# REQUIRED WORK
Work out how many lines in the listing below include the word "this"; answer with the number alone.

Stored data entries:
## BEGIN

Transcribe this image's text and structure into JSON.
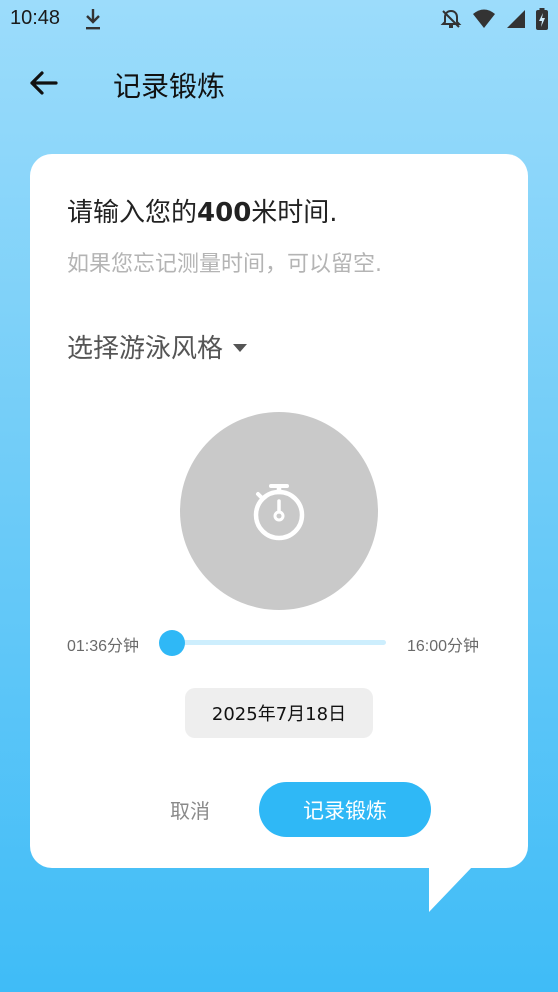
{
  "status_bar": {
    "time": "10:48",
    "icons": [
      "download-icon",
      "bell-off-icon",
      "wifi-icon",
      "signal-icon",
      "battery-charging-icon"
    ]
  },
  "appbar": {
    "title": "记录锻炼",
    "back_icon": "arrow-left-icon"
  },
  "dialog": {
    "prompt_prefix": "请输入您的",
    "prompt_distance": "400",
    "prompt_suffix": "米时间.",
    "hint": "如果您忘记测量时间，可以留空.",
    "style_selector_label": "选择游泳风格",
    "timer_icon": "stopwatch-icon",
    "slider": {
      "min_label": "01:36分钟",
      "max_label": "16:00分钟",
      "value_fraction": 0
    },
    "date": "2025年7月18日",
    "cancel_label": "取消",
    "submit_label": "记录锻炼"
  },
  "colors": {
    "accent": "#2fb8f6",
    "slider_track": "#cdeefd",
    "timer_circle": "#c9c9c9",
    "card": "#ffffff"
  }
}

## END
## BEGIN

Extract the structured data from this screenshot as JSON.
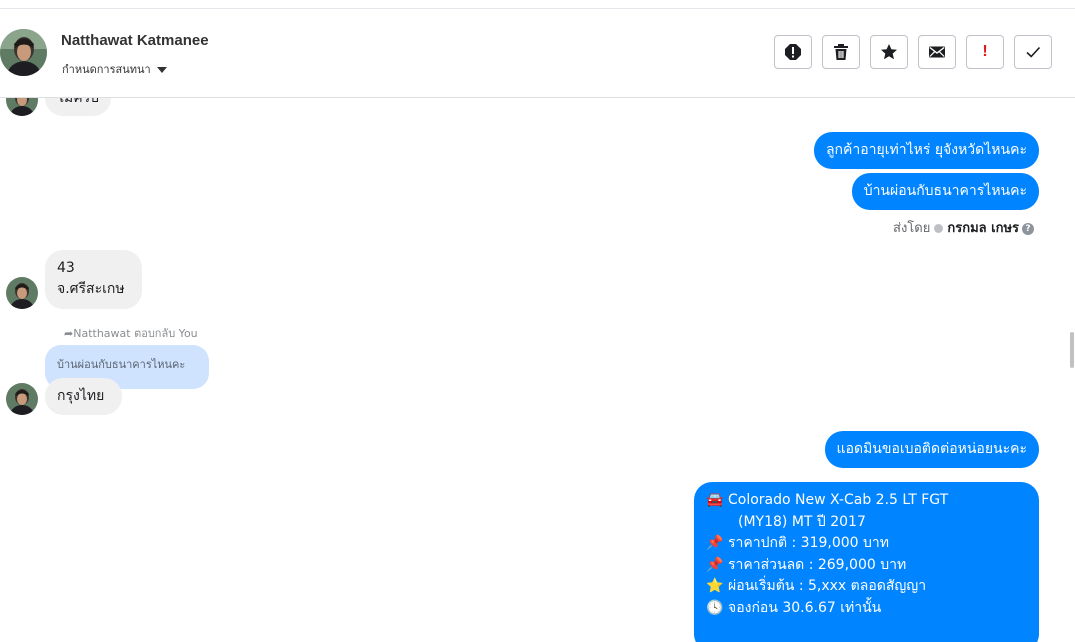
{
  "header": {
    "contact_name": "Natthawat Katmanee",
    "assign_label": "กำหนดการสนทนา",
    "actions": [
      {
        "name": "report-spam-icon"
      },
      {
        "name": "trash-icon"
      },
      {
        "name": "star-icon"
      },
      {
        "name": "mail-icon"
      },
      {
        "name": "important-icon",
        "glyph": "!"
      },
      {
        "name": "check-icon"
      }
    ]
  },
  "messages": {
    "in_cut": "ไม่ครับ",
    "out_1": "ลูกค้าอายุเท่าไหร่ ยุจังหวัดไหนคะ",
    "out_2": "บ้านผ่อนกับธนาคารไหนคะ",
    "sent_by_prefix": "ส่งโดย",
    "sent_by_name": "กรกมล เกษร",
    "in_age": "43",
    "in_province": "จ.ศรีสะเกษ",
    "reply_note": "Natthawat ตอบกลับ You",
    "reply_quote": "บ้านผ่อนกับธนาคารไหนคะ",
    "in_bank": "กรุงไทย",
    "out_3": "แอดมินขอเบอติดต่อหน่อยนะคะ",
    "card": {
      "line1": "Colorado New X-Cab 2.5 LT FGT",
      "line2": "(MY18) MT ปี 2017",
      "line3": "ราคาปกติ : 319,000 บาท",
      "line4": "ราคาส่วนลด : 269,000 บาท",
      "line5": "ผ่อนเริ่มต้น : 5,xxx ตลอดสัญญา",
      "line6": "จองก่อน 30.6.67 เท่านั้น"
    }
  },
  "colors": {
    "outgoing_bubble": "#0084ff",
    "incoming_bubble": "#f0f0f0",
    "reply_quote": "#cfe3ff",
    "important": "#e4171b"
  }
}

## END

# COMPLETED EXERCISE
2